GOAL OF THE EXERCISE:
Copy each line that contains the string "desc".

SUPPLIED RECORDS:
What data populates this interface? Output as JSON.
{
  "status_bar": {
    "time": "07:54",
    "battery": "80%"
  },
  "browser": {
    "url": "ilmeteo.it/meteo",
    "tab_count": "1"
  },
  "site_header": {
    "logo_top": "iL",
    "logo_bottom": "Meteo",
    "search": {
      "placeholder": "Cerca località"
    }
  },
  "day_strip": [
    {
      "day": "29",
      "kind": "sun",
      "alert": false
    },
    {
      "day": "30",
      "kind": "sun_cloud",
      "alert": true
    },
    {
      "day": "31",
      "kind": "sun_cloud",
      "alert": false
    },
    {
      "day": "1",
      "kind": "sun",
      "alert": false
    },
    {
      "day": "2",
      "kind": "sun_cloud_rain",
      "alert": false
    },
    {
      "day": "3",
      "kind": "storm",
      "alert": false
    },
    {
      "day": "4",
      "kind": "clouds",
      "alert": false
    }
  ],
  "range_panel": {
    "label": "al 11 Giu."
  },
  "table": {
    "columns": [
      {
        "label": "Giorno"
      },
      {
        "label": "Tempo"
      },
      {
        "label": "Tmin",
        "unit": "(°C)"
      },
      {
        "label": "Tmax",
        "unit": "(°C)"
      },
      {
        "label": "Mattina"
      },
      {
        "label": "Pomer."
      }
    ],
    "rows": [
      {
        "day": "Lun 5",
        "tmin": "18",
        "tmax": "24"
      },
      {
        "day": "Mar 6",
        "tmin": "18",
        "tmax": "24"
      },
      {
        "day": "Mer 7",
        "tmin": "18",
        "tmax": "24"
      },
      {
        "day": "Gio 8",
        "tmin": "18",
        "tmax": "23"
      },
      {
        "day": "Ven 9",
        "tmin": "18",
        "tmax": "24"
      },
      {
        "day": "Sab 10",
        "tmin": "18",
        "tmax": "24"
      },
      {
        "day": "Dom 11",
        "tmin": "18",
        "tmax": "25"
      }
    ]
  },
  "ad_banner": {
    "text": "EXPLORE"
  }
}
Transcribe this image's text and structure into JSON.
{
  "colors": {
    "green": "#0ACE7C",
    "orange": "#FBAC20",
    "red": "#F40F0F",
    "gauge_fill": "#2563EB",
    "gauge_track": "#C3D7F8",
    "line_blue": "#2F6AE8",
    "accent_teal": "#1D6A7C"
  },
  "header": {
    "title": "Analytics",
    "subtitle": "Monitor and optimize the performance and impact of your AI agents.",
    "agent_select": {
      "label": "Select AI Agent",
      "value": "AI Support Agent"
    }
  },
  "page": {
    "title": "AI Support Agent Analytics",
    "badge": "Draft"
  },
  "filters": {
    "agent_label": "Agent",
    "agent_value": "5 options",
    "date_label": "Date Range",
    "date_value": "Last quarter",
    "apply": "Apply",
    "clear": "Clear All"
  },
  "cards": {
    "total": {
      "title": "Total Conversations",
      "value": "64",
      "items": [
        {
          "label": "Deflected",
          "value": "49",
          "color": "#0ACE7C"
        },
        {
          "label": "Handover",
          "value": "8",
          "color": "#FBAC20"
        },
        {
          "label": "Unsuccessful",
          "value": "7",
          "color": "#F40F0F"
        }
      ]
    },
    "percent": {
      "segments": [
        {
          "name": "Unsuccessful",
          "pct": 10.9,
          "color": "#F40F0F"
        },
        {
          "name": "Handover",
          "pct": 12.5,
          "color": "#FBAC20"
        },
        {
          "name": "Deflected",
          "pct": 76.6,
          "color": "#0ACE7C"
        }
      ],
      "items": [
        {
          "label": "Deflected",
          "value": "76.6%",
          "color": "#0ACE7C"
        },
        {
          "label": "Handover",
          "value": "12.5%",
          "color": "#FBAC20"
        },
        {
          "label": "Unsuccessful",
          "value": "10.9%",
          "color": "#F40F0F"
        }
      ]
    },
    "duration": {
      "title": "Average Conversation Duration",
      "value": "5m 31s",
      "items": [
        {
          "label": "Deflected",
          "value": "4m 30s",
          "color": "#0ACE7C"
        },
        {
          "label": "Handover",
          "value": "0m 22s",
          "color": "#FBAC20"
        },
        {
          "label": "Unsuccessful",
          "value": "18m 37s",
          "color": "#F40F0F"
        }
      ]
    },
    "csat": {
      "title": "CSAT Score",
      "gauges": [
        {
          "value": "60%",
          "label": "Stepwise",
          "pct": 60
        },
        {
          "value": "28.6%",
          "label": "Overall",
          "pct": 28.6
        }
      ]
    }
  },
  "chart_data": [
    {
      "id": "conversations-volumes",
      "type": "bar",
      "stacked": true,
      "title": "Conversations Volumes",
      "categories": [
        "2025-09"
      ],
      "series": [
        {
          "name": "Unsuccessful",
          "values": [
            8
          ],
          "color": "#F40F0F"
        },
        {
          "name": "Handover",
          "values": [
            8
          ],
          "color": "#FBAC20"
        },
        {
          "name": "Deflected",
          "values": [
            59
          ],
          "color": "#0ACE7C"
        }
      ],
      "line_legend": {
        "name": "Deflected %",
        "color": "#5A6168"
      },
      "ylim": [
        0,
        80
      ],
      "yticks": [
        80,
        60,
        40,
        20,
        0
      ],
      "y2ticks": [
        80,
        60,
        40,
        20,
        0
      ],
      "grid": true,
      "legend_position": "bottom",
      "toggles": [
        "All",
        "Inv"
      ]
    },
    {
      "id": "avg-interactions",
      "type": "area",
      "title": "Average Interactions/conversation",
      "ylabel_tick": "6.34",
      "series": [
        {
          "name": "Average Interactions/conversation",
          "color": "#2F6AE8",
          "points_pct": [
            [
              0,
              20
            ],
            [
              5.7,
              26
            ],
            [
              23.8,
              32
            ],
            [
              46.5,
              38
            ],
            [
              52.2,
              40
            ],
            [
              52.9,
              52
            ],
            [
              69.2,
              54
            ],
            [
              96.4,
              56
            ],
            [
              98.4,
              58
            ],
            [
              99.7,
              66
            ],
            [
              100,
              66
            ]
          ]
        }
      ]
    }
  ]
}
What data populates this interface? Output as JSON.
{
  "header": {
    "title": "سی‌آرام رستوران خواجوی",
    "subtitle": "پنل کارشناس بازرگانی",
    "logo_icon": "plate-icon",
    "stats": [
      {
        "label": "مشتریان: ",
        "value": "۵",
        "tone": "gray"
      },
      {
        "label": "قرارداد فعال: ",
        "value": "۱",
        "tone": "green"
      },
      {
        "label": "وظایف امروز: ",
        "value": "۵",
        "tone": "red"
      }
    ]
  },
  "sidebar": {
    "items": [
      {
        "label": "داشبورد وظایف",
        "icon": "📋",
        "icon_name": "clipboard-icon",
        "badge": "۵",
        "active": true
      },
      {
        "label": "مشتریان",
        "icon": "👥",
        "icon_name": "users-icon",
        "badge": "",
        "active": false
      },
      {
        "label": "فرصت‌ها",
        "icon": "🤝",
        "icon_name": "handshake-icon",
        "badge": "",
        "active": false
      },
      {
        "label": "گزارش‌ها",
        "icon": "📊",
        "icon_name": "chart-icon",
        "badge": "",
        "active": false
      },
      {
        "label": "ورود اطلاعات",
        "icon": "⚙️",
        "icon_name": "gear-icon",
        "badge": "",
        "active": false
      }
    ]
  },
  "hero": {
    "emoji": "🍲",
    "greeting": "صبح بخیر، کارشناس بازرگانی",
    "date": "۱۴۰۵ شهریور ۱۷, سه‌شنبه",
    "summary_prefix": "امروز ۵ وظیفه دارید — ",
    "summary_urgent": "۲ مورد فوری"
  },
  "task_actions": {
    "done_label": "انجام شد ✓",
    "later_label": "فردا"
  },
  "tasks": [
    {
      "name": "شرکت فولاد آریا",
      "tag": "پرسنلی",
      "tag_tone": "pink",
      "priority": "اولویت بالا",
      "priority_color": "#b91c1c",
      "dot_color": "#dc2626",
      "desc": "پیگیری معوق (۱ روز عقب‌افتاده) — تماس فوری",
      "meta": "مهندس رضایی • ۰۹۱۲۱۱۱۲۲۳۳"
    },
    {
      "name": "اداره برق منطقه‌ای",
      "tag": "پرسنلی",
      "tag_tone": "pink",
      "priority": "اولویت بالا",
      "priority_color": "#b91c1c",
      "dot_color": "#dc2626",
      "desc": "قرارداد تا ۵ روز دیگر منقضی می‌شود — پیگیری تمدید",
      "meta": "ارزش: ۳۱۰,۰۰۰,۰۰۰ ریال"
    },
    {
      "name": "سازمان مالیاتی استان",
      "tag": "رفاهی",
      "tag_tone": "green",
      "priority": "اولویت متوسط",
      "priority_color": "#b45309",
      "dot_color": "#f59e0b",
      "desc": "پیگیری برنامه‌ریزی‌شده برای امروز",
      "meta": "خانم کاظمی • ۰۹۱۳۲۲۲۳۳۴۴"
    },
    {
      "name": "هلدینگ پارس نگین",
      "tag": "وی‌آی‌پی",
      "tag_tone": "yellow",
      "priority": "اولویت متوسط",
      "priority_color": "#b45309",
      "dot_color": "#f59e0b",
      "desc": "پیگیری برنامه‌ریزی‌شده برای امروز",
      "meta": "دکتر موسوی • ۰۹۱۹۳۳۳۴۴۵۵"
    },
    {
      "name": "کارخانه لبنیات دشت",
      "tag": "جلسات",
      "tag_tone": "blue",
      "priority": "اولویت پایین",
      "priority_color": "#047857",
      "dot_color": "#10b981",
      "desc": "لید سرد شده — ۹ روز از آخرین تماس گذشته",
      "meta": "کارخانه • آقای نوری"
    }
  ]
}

SOLUTION TO THE PROBLEM:
      "desc": "پیگیری معوق (۱ روز عقب‌افتاده) — تماس فوری",
      "desc": "قرارداد تا ۵ روز دیگر منقضی می‌شود — پیگیری تمدید",
      "desc": "پیگیری برنامه‌ریزی‌شده برای امروز",
      "desc": "پیگیری برنامه‌ریزی‌شده برای امروز",
      "desc": "لید سرد شده — ۹ روز از آخرین تماس گذشته",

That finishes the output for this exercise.